Go through the data below and gather each line containing "this".

(Data entries for graphics)
__________

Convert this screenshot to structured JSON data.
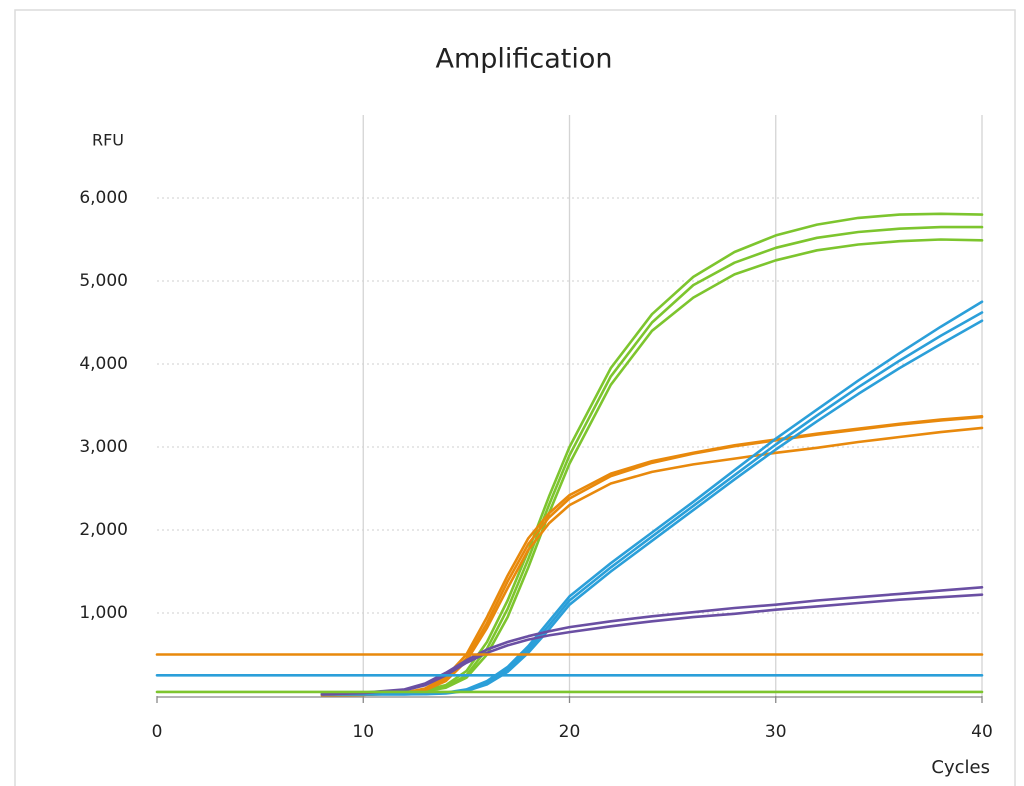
{
  "chart_data": {
    "type": "line",
    "title": "Amplification",
    "y_label": "RFU",
    "x_label": "Cycles",
    "xlim": [
      0,
      40
    ],
    "xticks": [
      0,
      10,
      20,
      30,
      40
    ],
    "ylim": [
      0,
      7000
    ],
    "yticks": [
      {
        "value": 1000,
        "label": "1,000"
      },
      {
        "value": 2000,
        "label": "2,000"
      },
      {
        "value": 3000,
        "label": "3,000"
      },
      {
        "value": 4000,
        "label": "4,000"
      },
      {
        "value": 5000,
        "label": "5,000"
      },
      {
        "value": 6000,
        "label": "6,000"
      }
    ],
    "grid": true,
    "x": [
      8,
      10,
      12,
      13,
      14,
      15,
      16,
      17,
      18,
      19,
      20,
      22,
      24,
      26,
      28,
      30,
      32,
      34,
      36,
      38,
      40
    ],
    "series": [
      {
        "color": "#7dc52e",
        "values": [
          40,
          40,
          50,
          70,
          130,
          300,
          650,
          1150,
          1750,
          2400,
          3000,
          3950,
          4600,
          5050,
          5350,
          5550,
          5680,
          5760,
          5800,
          5810,
          5800
        ]
      },
      {
        "color": "#7dc52e",
        "values": [
          40,
          40,
          45,
          60,
          110,
          250,
          570,
          1050,
          1650,
          2300,
          2900,
          3850,
          4500,
          4950,
          5220,
          5400,
          5520,
          5590,
          5630,
          5650,
          5650
        ]
      },
      {
        "color": "#7dc52e",
        "values": [
          40,
          40,
          45,
          55,
          100,
          220,
          500,
          950,
          1550,
          2200,
          2800,
          3750,
          4400,
          4800,
          5080,
          5250,
          5370,
          5440,
          5480,
          5500,
          5490
        ]
      },
      {
        "color": "#e8890c",
        "values": [
          10,
          15,
          40,
          90,
          230,
          500,
          950,
          1450,
          1900,
          2200,
          2420,
          2680,
          2830,
          2930,
          3020,
          3090,
          3160,
          3220,
          3280,
          3330,
          3370
        ]
      },
      {
        "color": "#e8890c",
        "values": [
          10,
          15,
          35,
          80,
          200,
          450,
          880,
          1380,
          1830,
          2150,
          2380,
          2650,
          2810,
          2920,
          3010,
          3080,
          3150,
          3210,
          3270,
          3320,
          3360
        ]
      },
      {
        "color": "#e8890c",
        "values": [
          10,
          15,
          30,
          70,
          180,
          420,
          820,
          1300,
          1760,
          2080,
          2300,
          2560,
          2700,
          2790,
          2860,
          2930,
          2990,
          3060,
          3120,
          3180,
          3230
        ]
      },
      {
        "color": "#2b9fd9",
        "values": [
          20,
          20,
          20,
          25,
          40,
          80,
          180,
          350,
          600,
          900,
          1200,
          1600,
          1970,
          2340,
          2720,
          3100,
          3450,
          3800,
          4130,
          4450,
          4750
        ]
      },
      {
        "color": "#2b9fd9",
        "values": [
          20,
          20,
          20,
          25,
          35,
          70,
          160,
          320,
          560,
          850,
          1150,
          1550,
          1920,
          2290,
          2660,
          3030,
          3380,
          3720,
          4040,
          4340,
          4620
        ]
      },
      {
        "color": "#2b9fd9",
        "values": [
          20,
          20,
          20,
          22,
          30,
          60,
          140,
          290,
          520,
          800,
          1100,
          1500,
          1870,
          2240,
          2610,
          2970,
          3310,
          3640,
          3950,
          4240,
          4520
        ]
      },
      {
        "color": "#6a4fa3",
        "values": [
          20,
          40,
          80,
          150,
          280,
          430,
          560,
          650,
          720,
          780,
          830,
          900,
          960,
          1010,
          1060,
          1100,
          1150,
          1190,
          1230,
          1270,
          1310
        ]
      },
      {
        "color": "#6a4fa3",
        "values": [
          20,
          35,
          70,
          130,
          250,
          400,
          520,
          610,
          680,
          730,
          770,
          840,
          900,
          950,
          990,
          1040,
          1080,
          1120,
          1160,
          1190,
          1220
        ]
      },
      {
        "color": "#e8890c",
        "x": [
          0,
          40
        ],
        "values": [
          500,
          500
        ]
      },
      {
        "color": "#2b9fd9",
        "x": [
          0,
          40
        ],
        "values": [
          250,
          250
        ]
      },
      {
        "color": "#7dc52e",
        "x": [
          0,
          40
        ],
        "values": [
          50,
          50
        ]
      }
    ]
  }
}
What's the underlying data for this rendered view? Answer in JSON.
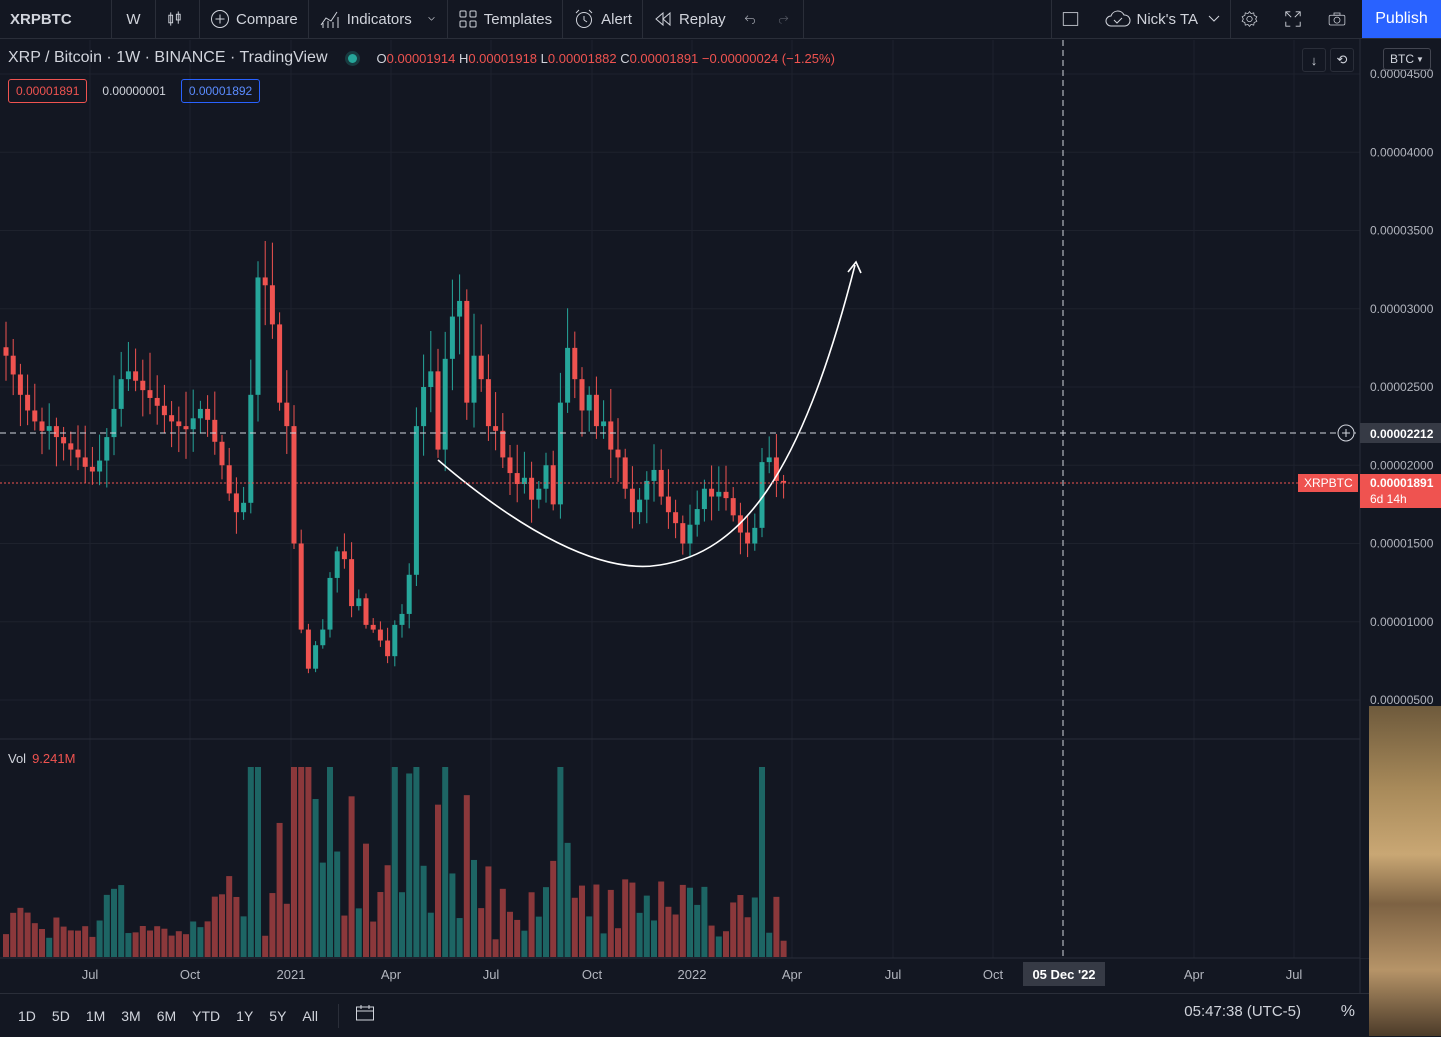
{
  "toolbar": {
    "symbol": "XRPBTC",
    "interval": "W",
    "compare": "Compare",
    "indicators": "Indicators",
    "templates": "Templates",
    "alert": "Alert",
    "replay": "Replay",
    "layout_name": "Nick's TA",
    "publish": "Publish"
  },
  "legend": {
    "title": "XRP / Bitcoin · 1W · BINANCE · TradingView",
    "o_label": "O",
    "o": "0.00001914",
    "h_label": "H",
    "h": "0.00001918",
    "l_label": "L",
    "l": "0.00001882",
    "c_label": "C",
    "c": "0.00001891",
    "change": "−0.00000024 (−1.25%)"
  },
  "order_boxes": {
    "sell": "0.00001891",
    "spread": "0.00000001",
    "buy": "0.00001892"
  },
  "scale_currency": "BTC",
  "price_axis": {
    "ticks": [
      "0.00004500",
      "0.00004000",
      "0.00003500",
      "0.00003000",
      "0.00002500",
      "0.00002000",
      "0.00001500",
      "0.00001000",
      "0.00000500"
    ],
    "crosshair_price": "0.00002212",
    "current_symbol": "XRPBTC",
    "current_price": "0.00001891",
    "countdown": "6d 14h"
  },
  "time_axis": {
    "labels": [
      "Jul",
      "Oct",
      "2021",
      "Apr",
      "Jul",
      "Oct",
      "2022",
      "Apr",
      "Jul",
      "Oct",
      "05 Dec '22",
      "Apr",
      "Jul"
    ],
    "crosshair_date": "05 Dec '22"
  },
  "volume": {
    "label": "Vol",
    "value": "9.241M"
  },
  "timeframes": [
    "1D",
    "5D",
    "1M",
    "3M",
    "6M",
    "YTD",
    "1Y",
    "5Y",
    "All"
  ],
  "clock": "05:47:38 (UTC-5)",
  "percent": "%",
  "colors": {
    "up": "#26a69a",
    "down": "#ef5350",
    "background": "#131722",
    "accent": "#2962ff"
  },
  "chart_data": {
    "type": "candlestick",
    "interval": "1W",
    "ylim": [
      4e-06,
      4.55e-05
    ],
    "note_drawings": "white curve (rounded bottom) with upward arrow",
    "weekly_close": [
      2.7e-05,
      2.58e-05,
      2.45e-05,
      2.35e-05,
      2.28e-05,
      2.22e-05,
      2.25e-05,
      2.18e-05,
      2.14e-05,
      2.1e-05,
      2.05e-05,
      1.99e-05,
      1.96e-05,
      2.03e-05,
      2.18e-05,
      2.36e-05,
      2.55e-05,
      2.6e-05,
      2.54e-05,
      2.48e-05,
      2.43e-05,
      2.38e-05,
      2.32e-05,
      2.28e-05,
      2.25e-05,
      2.23e-05,
      2.3e-05,
      2.36e-05,
      2.29e-05,
      2.15e-05,
      2e-05,
      1.82e-05,
      1.7e-05,
      1.76e-05,
      2.45e-05,
      3.2e-05,
      3.15e-05,
      2.9e-05,
      2.4e-05,
      2.25e-05,
      1.5e-05,
      9.5e-06,
      7e-06,
      8.5e-06,
      9.5e-06,
      1.28e-05,
      1.45e-05,
      1.4e-05,
      1.1e-05,
      1.15e-05,
      9.8e-06,
      9.5e-06,
      8.8e-06,
      7.8e-06,
      9.8e-06,
      1.05e-05,
      1.3e-05,
      2.25e-05,
      2.5e-05,
      2.6e-05,
      2.1e-05,
      2.68e-05,
      2.95e-05,
      3.05e-05,
      2.4e-05,
      2.7e-05,
      2.55e-05,
      2.25e-05,
      2.22e-05,
      2.05e-05,
      1.95e-05,
      1.88e-05,
      1.92e-05,
      1.78e-05,
      1.85e-05,
      2e-05,
      1.75e-05,
      2.4e-05,
      2.75e-05,
      2.55e-05,
      2.35e-05,
      2.45e-05,
      2.25e-05,
      2.28e-05,
      2.1e-05,
      2.05e-05,
      1.85e-05,
      1.7e-05,
      1.78e-05,
      1.9e-05,
      1.97e-05,
      1.8e-05,
      1.7e-05,
      1.63e-05,
      1.5e-05,
      1.62e-05,
      1.72e-05,
      1.85e-05,
      1.8e-05,
      1.83e-05,
      1.79e-05,
      1.68e-05,
      1.57e-05,
      1.5e-05,
      1.6e-05,
      2.02e-05,
      2.05e-05,
      1.9e-05,
      1.89e-05
    ]
  }
}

__________

→ Result
Convert this screenshot to structured JSON data.
What's the underlying data for this rendered view? Answer in JSON.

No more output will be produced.